Repeat, line for line, the entries printed below.

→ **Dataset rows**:
<<<<

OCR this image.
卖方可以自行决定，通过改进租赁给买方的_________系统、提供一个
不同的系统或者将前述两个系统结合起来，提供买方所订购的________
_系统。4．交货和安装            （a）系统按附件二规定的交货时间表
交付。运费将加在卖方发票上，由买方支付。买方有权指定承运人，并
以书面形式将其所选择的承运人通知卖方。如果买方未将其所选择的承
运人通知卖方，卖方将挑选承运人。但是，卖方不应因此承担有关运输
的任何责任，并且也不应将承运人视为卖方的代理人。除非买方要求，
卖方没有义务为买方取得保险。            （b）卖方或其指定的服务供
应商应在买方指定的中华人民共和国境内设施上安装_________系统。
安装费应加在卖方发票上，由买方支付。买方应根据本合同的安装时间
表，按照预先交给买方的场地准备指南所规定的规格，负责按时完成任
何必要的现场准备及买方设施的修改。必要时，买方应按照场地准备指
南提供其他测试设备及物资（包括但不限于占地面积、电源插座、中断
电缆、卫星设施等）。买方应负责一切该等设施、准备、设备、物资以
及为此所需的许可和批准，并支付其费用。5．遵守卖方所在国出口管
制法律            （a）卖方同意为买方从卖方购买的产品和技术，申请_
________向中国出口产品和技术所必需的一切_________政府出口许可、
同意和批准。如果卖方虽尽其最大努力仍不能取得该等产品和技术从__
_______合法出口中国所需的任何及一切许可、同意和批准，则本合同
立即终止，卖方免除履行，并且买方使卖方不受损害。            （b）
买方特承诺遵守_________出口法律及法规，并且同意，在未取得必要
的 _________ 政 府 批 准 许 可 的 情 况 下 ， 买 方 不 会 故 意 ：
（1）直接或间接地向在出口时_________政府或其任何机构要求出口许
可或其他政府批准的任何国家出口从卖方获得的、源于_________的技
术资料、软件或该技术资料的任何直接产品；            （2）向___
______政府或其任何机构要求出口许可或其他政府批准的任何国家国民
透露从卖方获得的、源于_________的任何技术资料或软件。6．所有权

>>>>

→ **Solution below**:
OCR this image.
卖方可以自行决定，通过改进租赁给买方的_________系统、提供一个
不同的系统或者将前述两个系统结合起来，提供买方所订购的________
_系统。4．交货和安装            （a）系统按附件二规定的交货时间表
交付。运费将加在卖方发票上，由买方支付。买方有权指定承运人，并
以书面形式将其所选择的承运人通知卖方。如果买方未将其所选择的承
运人通知卖方，卖方将挑选承运人。但是，卖方不应因此承担有关运输
的任何责任，并且也不应将承运人视为卖方的代理人。除非买方要求，
卖方没有义务为买方取得保险。            （b）卖方或其指定的服务供
应商应在买方指定的中华人民共和国境内设施上安装_________系统。
安装费应加在卖方发票上，由买方支付。买方应根据本合同的安装时间
表，按照预先交给买方的场地准备指南所规定的规格，负责按时完成任
何必要的现场准备及买方设施的修改。必要时，买方应按照场地准备指
南提供其他测试设备及物资（包括但不限于占地面积、电源插座、中断
电缆、卫星设施等）。买方应负责一切该等设施、准备、设备、物资以
及为此所需的许可和批准，并支付其费用。5．遵守卖方所在国出口管
制法律            （a）卖方同意为买方从卖方购买的产品和技术，申请_
________向中国出口产品和技术所必需的一切_________政府出口许可、
同意和批准。如果卖方虽尽其最大努力仍不能取得该等产品和技术从__
_______合法出口中国所需的任何及一切许可、同意和批准，则本合同
立即终止，卖方免除履行，并且买方使卖方不受损害。            （b）
买方特承诺遵守_________出口法律及法规，并且同意，在未取得必要
的 _________ 政 府 批 准 许 可 的 情 况 下 ， 买 方 不 会 故 意 ：
（1）直接或间接地向在出口时_________政府或其任何机构要求出口许
可或其他政府批准的任何国家出口从卖方获得的、源于_________的技
术资料、软件或该技术资料的任何直接产品；            （2）向___
______政府或其任何机构要求出口许可或其他政府批准的任何国家国民
透露从卖方获得的、源于_________的任何技术资料或软件。6．所有权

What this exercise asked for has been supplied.